[Figure data in JSON]
#####

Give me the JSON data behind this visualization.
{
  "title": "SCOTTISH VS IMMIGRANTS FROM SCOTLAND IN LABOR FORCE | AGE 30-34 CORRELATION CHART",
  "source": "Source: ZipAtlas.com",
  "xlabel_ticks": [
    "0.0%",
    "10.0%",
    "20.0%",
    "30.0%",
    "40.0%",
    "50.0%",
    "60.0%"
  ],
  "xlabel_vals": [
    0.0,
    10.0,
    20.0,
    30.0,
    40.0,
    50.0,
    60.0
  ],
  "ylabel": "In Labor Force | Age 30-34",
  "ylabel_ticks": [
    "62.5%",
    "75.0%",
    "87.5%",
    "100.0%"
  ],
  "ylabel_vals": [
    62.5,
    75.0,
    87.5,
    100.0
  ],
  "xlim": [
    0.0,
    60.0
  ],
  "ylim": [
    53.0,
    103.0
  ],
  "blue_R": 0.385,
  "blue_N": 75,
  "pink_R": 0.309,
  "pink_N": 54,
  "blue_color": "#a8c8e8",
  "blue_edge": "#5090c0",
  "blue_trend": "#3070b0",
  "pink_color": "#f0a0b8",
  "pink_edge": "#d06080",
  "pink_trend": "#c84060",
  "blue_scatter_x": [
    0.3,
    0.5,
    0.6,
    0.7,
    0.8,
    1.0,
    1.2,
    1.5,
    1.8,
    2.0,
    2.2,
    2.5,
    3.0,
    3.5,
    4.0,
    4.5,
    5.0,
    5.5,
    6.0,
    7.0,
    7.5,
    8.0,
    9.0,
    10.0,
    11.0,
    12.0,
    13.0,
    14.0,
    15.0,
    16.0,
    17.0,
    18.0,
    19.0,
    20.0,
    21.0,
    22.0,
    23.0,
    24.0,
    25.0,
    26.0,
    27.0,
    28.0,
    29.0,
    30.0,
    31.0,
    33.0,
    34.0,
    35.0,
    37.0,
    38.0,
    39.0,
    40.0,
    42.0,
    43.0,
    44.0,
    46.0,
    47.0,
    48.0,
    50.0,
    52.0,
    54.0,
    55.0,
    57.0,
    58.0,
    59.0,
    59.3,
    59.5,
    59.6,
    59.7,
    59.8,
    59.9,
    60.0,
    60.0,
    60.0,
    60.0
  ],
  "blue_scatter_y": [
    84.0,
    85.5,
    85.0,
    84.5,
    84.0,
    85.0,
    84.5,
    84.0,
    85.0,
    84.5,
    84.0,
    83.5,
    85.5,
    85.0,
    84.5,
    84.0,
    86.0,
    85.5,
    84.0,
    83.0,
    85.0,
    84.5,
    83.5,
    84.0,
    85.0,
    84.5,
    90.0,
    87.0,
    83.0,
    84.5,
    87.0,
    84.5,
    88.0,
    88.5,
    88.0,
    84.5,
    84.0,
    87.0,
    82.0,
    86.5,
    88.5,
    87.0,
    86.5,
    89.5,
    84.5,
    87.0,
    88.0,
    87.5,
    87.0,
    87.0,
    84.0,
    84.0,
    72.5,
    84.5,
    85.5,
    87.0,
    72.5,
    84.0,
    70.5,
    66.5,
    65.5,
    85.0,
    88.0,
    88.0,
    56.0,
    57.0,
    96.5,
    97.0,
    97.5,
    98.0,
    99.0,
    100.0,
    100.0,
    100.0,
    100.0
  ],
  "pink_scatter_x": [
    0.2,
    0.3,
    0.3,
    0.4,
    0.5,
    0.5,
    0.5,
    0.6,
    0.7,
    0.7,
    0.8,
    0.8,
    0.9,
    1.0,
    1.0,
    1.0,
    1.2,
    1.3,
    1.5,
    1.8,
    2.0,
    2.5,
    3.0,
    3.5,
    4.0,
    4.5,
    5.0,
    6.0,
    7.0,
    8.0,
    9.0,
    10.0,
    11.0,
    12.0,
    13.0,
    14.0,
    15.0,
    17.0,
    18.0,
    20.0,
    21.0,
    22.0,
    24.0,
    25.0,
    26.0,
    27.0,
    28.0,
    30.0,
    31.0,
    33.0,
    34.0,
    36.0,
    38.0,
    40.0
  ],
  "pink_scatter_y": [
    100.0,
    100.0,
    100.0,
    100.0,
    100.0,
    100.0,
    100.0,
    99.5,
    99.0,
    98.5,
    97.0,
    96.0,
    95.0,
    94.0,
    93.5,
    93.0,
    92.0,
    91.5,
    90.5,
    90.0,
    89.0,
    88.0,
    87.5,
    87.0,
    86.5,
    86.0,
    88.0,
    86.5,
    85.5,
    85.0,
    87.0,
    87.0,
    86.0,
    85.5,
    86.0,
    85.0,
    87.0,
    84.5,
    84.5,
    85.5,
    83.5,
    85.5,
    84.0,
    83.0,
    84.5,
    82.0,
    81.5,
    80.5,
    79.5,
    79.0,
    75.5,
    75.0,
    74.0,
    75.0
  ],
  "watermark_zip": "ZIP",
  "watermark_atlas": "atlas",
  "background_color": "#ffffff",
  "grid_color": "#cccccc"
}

#####

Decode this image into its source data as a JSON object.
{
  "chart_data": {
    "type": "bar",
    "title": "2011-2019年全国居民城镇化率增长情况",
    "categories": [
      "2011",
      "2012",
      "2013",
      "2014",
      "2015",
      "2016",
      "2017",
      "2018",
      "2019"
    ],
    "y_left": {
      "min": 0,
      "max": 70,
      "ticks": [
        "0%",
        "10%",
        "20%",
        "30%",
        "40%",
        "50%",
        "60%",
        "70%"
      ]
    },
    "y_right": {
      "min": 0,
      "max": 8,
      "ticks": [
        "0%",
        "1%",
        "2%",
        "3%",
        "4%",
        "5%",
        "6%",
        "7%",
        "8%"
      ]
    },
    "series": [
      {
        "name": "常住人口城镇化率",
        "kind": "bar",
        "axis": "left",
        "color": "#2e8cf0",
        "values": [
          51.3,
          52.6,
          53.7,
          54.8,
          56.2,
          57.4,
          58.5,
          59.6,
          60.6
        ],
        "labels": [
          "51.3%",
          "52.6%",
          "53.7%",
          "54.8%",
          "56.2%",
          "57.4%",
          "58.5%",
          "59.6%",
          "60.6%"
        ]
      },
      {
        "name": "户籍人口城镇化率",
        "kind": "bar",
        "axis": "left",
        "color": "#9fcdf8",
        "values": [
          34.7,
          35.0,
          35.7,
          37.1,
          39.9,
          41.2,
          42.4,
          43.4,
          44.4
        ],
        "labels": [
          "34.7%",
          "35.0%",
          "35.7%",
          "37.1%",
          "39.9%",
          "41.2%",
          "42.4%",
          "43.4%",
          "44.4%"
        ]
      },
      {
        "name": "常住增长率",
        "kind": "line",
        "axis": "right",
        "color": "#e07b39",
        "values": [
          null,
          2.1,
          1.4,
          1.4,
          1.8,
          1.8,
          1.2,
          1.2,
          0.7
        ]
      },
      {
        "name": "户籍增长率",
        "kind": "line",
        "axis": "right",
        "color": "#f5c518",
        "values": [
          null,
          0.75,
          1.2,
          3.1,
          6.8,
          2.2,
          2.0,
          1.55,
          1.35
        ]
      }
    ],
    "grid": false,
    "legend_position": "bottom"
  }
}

#####

# WRITTEN EXERCISE
Search the data above for the string "this" and copy each line that has it.

# RESULT OF THE TASK
Give me the JSON data behind this visualization.
Decode this image into its source data as a JSON object.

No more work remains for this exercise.